WRITTEN REQUEST: Scan the entries below. List each line with "JSON".

RECORDS FOR THIS EXERCISE:

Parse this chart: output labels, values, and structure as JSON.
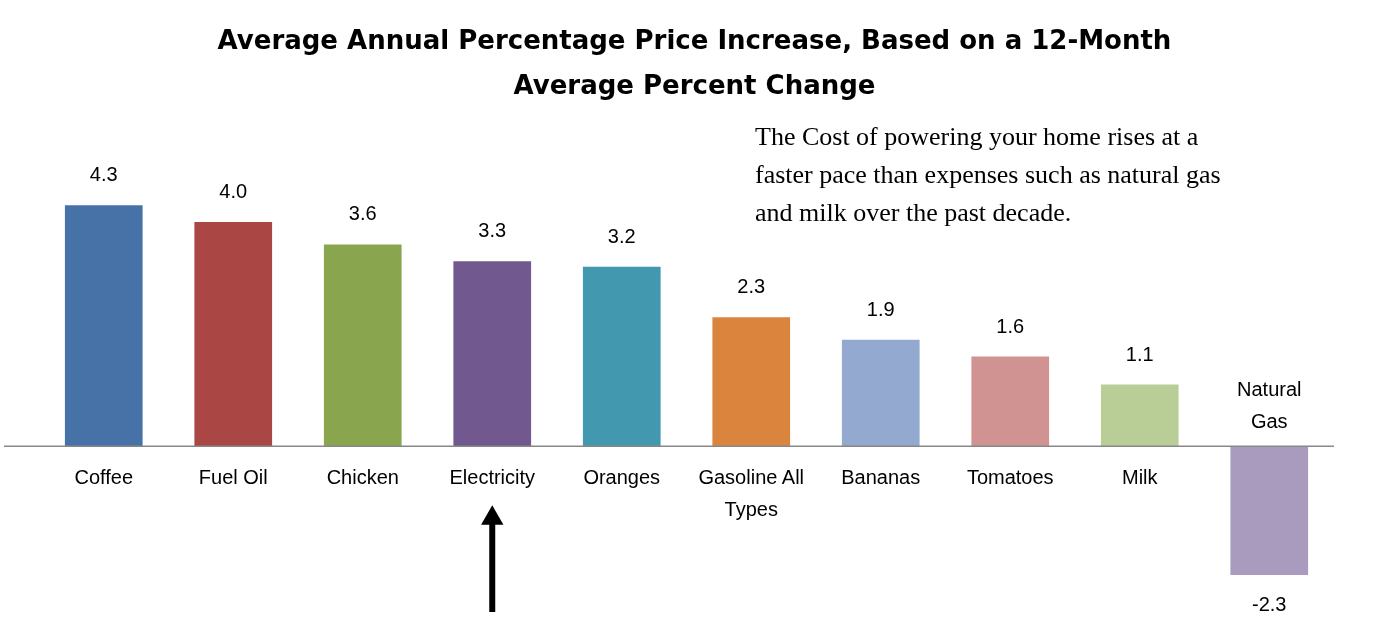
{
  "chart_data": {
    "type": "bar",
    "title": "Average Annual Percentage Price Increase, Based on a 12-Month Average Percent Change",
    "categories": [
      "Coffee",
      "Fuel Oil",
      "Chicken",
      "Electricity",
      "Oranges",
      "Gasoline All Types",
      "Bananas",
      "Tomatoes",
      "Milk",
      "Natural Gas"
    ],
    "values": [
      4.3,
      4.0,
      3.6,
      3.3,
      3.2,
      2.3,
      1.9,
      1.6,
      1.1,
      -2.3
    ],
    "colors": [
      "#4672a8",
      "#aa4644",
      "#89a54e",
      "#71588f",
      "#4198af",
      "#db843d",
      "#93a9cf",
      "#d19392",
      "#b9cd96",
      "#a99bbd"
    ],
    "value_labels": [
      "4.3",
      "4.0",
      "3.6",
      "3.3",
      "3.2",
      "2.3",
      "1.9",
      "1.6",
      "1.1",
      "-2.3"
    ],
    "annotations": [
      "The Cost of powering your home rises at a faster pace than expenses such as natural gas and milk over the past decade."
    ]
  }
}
--
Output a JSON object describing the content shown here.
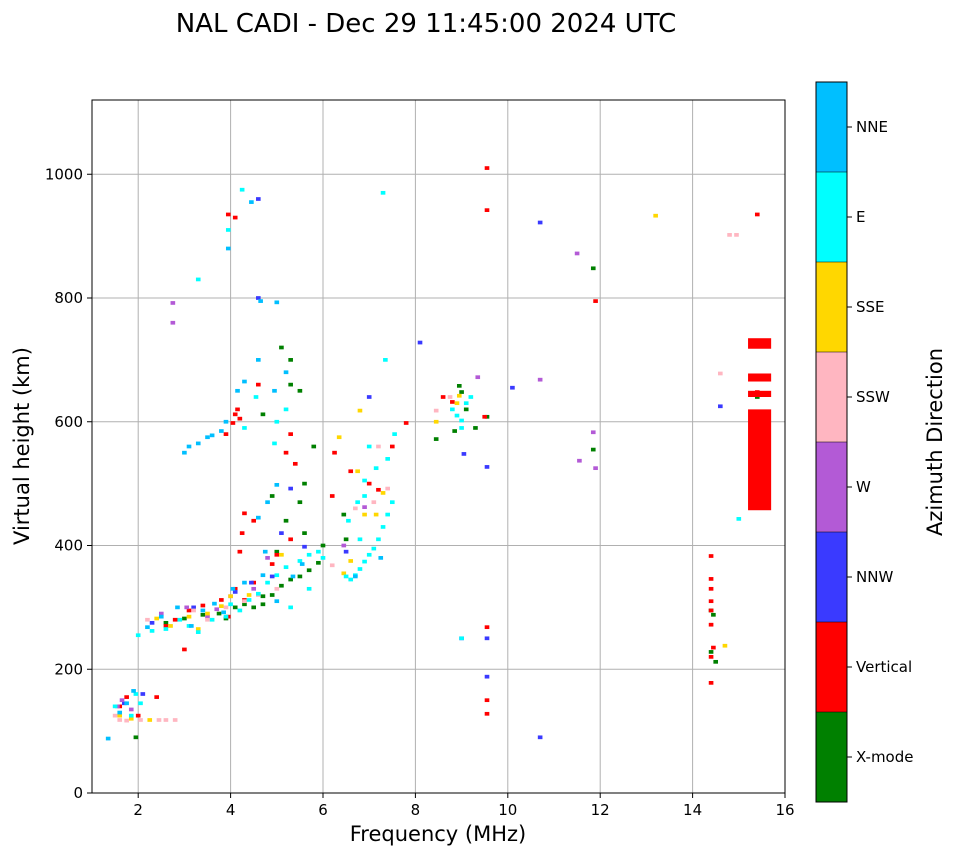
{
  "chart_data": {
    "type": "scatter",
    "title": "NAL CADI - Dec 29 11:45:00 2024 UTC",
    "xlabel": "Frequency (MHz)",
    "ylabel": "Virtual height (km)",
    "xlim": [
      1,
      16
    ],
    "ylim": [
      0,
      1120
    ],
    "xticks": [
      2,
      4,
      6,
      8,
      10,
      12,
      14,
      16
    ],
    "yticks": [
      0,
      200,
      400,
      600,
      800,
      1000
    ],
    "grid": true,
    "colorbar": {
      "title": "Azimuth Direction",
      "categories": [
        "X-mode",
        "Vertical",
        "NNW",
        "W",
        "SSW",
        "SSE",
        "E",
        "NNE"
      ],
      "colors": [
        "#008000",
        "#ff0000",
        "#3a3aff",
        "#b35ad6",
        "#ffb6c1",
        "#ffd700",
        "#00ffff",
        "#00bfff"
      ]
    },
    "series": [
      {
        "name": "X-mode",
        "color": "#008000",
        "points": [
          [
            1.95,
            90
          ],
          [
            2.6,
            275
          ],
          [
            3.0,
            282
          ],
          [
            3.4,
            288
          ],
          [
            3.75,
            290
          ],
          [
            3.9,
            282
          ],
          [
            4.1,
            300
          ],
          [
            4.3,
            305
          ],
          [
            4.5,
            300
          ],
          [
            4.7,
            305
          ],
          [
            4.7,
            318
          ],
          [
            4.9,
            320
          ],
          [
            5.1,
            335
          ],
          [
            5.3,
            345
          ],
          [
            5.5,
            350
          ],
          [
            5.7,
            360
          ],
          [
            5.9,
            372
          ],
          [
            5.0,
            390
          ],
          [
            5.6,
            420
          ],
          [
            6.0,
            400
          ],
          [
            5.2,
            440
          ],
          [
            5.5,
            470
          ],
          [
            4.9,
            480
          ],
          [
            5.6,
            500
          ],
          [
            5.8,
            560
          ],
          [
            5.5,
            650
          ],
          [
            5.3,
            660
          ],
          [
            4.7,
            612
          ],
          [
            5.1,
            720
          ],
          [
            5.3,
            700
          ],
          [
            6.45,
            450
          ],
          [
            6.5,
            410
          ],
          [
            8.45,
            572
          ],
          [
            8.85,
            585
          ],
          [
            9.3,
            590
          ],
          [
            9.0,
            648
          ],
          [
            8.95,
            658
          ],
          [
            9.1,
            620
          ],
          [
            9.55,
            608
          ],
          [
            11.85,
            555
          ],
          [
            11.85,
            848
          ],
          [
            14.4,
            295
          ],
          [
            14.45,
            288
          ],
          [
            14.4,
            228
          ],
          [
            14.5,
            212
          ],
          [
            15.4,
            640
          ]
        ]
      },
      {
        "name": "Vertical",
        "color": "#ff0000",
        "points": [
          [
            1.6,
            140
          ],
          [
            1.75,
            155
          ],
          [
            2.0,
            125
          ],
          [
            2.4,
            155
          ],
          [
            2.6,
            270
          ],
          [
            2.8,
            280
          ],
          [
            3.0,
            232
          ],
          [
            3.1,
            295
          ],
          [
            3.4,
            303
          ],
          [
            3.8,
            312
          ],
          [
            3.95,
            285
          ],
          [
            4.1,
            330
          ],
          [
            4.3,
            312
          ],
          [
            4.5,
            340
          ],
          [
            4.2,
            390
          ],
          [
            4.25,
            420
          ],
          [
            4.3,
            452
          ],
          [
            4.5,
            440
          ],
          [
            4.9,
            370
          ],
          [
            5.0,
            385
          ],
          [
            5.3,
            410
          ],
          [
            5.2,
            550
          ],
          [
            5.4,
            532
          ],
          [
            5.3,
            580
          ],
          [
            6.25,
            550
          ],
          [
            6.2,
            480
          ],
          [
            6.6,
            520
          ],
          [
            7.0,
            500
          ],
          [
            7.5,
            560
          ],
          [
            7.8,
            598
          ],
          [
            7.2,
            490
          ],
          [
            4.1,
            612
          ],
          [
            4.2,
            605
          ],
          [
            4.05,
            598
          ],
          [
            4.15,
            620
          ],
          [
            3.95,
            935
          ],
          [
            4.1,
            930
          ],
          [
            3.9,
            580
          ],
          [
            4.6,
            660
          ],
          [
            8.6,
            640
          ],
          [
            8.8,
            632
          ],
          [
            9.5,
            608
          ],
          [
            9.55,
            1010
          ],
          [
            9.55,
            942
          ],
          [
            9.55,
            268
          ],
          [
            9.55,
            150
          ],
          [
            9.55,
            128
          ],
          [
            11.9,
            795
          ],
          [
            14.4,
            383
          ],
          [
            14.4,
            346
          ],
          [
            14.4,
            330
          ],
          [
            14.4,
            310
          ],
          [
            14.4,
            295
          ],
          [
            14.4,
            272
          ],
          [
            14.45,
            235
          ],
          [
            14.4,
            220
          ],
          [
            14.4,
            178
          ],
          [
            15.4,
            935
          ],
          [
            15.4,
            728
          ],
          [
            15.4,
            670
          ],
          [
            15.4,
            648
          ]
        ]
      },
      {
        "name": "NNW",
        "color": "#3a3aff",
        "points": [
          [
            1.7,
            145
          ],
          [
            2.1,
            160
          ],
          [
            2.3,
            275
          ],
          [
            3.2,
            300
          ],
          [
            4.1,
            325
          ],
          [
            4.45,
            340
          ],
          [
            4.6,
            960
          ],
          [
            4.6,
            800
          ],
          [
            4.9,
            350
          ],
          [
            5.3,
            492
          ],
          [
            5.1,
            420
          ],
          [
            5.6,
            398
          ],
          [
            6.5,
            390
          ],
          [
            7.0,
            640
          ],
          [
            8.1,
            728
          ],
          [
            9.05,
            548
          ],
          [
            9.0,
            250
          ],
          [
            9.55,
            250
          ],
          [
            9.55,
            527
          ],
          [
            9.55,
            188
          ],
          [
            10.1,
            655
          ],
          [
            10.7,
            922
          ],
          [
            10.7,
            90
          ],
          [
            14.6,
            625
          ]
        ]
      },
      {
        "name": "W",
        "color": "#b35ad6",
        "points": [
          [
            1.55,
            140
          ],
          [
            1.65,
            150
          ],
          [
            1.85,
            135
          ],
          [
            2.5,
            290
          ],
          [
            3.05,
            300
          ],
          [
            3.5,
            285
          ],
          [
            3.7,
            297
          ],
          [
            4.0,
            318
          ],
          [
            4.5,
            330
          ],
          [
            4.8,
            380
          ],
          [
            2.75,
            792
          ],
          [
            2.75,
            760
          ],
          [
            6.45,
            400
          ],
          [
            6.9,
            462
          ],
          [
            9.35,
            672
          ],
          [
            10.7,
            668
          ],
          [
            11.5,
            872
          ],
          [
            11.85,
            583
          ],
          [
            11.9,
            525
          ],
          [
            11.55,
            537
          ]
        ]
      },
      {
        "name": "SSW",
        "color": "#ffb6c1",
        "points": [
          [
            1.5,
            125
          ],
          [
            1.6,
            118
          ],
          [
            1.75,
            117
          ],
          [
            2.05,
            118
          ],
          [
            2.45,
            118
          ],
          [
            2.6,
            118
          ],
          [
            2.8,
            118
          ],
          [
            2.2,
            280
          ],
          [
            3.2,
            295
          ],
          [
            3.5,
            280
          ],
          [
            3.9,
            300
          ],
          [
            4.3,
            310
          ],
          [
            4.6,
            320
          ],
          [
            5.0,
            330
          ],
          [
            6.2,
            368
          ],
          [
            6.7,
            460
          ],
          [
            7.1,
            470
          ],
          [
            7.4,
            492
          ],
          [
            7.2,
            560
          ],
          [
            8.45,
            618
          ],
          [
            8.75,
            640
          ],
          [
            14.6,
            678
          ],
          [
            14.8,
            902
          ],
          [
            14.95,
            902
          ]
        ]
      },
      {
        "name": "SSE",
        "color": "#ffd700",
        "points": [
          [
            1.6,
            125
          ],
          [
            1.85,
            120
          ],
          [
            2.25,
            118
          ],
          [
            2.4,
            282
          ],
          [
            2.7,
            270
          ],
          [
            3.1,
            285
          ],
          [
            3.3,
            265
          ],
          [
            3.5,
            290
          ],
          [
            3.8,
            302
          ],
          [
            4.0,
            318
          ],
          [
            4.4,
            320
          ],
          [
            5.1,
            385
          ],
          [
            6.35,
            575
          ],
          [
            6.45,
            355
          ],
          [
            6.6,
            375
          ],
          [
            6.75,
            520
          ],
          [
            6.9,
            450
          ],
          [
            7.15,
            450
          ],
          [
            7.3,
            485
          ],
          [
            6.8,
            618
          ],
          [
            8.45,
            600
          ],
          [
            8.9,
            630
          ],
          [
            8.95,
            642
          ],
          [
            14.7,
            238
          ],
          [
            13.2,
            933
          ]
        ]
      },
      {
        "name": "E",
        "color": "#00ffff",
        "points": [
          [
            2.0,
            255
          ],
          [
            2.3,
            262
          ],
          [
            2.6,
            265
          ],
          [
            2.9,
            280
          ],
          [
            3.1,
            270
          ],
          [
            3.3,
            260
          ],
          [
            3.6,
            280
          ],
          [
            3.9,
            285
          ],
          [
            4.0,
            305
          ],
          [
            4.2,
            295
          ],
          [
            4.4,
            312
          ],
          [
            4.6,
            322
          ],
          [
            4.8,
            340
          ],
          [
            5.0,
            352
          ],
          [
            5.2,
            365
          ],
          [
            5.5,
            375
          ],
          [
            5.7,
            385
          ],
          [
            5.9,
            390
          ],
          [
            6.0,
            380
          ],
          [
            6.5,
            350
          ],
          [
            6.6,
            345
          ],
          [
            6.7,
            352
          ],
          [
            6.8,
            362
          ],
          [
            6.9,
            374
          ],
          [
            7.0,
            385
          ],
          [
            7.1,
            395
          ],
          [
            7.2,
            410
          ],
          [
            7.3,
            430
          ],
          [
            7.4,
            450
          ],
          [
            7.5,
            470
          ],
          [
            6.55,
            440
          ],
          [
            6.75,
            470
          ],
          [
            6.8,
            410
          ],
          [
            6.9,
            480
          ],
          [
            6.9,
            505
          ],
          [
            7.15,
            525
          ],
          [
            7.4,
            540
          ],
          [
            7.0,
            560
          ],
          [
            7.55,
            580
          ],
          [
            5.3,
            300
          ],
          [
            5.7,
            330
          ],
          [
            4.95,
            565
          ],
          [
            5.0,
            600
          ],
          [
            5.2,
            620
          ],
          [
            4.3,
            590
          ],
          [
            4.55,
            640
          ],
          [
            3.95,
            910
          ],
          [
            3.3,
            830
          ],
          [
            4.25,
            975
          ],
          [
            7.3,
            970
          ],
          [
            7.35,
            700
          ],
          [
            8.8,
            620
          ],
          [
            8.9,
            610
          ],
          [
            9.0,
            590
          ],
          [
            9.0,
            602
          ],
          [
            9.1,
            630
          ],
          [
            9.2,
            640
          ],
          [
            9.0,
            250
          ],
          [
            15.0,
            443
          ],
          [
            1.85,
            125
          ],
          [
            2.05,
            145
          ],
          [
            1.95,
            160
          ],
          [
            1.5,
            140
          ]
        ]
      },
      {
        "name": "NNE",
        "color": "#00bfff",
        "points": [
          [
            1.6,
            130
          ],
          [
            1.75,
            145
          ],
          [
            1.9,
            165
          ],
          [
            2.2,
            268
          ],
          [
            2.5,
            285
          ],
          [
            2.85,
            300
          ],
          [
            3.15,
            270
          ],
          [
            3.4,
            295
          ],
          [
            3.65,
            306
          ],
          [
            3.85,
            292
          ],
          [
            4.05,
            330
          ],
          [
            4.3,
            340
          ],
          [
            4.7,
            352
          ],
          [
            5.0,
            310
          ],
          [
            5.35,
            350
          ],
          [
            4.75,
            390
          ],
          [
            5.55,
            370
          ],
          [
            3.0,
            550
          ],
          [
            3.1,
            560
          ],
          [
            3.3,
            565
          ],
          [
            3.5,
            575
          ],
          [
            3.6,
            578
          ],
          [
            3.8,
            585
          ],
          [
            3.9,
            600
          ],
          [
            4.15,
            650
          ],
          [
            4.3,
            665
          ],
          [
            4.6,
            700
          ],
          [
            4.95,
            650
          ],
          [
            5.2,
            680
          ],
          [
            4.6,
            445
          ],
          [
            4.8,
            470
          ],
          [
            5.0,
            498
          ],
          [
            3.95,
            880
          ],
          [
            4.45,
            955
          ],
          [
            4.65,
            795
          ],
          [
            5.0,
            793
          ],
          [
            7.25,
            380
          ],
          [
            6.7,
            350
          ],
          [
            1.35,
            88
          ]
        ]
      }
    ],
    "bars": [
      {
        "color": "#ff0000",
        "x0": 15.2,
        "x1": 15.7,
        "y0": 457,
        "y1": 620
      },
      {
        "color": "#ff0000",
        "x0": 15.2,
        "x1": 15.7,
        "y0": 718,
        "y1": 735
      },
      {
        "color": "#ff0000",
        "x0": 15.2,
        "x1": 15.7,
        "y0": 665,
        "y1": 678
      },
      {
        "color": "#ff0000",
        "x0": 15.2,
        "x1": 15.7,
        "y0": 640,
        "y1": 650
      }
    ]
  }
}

EXERCISE ANSWER:
Parse this chart: output labels, values, and structure as JSON.
Output a JSON object describing the content shown here.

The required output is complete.